● Data rows
· · ·
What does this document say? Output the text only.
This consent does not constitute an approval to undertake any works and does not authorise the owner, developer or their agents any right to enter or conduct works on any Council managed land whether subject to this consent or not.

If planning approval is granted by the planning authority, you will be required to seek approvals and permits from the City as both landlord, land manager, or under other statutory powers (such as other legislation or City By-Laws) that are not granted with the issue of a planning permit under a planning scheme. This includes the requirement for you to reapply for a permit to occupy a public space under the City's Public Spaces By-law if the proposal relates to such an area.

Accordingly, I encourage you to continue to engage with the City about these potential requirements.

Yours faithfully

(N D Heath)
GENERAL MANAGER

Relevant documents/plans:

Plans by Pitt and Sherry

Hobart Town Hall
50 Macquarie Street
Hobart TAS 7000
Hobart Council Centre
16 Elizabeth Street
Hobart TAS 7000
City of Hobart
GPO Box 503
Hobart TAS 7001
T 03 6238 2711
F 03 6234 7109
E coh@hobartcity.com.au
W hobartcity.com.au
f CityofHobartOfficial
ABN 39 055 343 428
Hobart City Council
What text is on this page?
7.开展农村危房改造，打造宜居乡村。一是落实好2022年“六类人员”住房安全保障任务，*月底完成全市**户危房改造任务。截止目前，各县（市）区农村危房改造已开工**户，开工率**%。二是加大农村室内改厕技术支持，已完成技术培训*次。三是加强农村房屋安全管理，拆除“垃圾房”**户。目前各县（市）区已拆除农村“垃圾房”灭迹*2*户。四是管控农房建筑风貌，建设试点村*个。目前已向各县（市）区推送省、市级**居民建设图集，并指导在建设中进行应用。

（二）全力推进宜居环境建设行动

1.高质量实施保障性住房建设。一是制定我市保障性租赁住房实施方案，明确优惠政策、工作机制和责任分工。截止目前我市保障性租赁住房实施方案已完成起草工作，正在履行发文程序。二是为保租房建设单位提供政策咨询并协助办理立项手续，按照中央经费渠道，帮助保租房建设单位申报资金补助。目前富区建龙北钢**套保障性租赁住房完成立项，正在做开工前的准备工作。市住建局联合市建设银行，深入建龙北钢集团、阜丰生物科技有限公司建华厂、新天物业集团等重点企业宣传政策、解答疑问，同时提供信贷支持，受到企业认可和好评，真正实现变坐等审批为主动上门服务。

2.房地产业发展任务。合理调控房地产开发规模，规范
· · ·
● What to produce
Write out all the data again, exactly as it appears.

● Exercise output
What does this document say? Output the text only.
This consent does not constitute an approval to undertake any works and does not authorise the owner, developer or their agents any right to enter or conduct works on any Council managed land whether subject to this consent or not.

If planning approval is granted by the planning authority, you will be required to seek approvals and permits from the City as both landlord, land manager, or under other statutory powers (such as other legislation or City By-Laws) that are not granted with the issue of a planning permit under a planning scheme. This includes the requirement for you to reapply for a permit to occupy a public space under the City's Public Spaces By-law if the proposal relates to such an area.

Accordingly, I encourage you to continue to engage with the City about these potential requirements.

Yours faithfully

(N D Heath)
GENERAL MANAGER

Relevant documents/plans:

Plans by Pitt and Sherry

Hobart Town Hall
50 Macquarie Street
Hobart TAS 7000
Hobart Council Centre
16 Elizabeth Street
Hobart TAS 7000
City of Hobart
GPO Box 503
Hobart TAS 7001
T 03 6238 2711
F 03 6234 7109
E coh@hobartcity.com.au
W hobartcity.com.au
f CityofHobartOfficial
ABN 39 055 343 428
Hobart City Council
What text is on this page?
7.开展农村危房改造，打造宜居乡村。一是落实好2022年“六类人员”住房安全保障任务，*月底完成全市**户危房改造任务。截止目前，各县（市）区农村危房改造已开工**户，开工率**%。二是加大农村室内改厕技术支持，已完成技术培训*次。三是加强农村房屋安全管理，拆除“垃圾房”**户。目前各县（市）区已拆除农村“垃圾房”灭迹*2*户。四是管控农房建筑风貌，建设试点村*个。目前已向各县（市）区推送省、市级**居民建设图集，并指导在建设中进行应用。

（二）全力推进宜居环境建设行动

1.高质量实施保障性住房建设。一是制定我市保障性租赁住房实施方案，明确优惠政策、工作机制和责任分工。截止目前我市保障性租赁住房实施方案已完成起草工作，正在履行发文程序。二是为保租房建设单位提供政策咨询并协助办理立项手续，按照中央经费渠道，帮助保租房建设单位申报资金补助。目前富区建龙北钢**套保障性租赁住房完成立项，正在做开工前的准备工作。市住建局联合市建设银行，深入建龙北钢集团、阜丰生物科技有限公司建华厂、新天物业集团等重点企业宣传政策、解答疑问，同时提供信贷支持，受到企业认可和好评，真正实现变坐等审批为主动上门服务。

2.房地产业发展任务。合理调控房地产开发规模，规范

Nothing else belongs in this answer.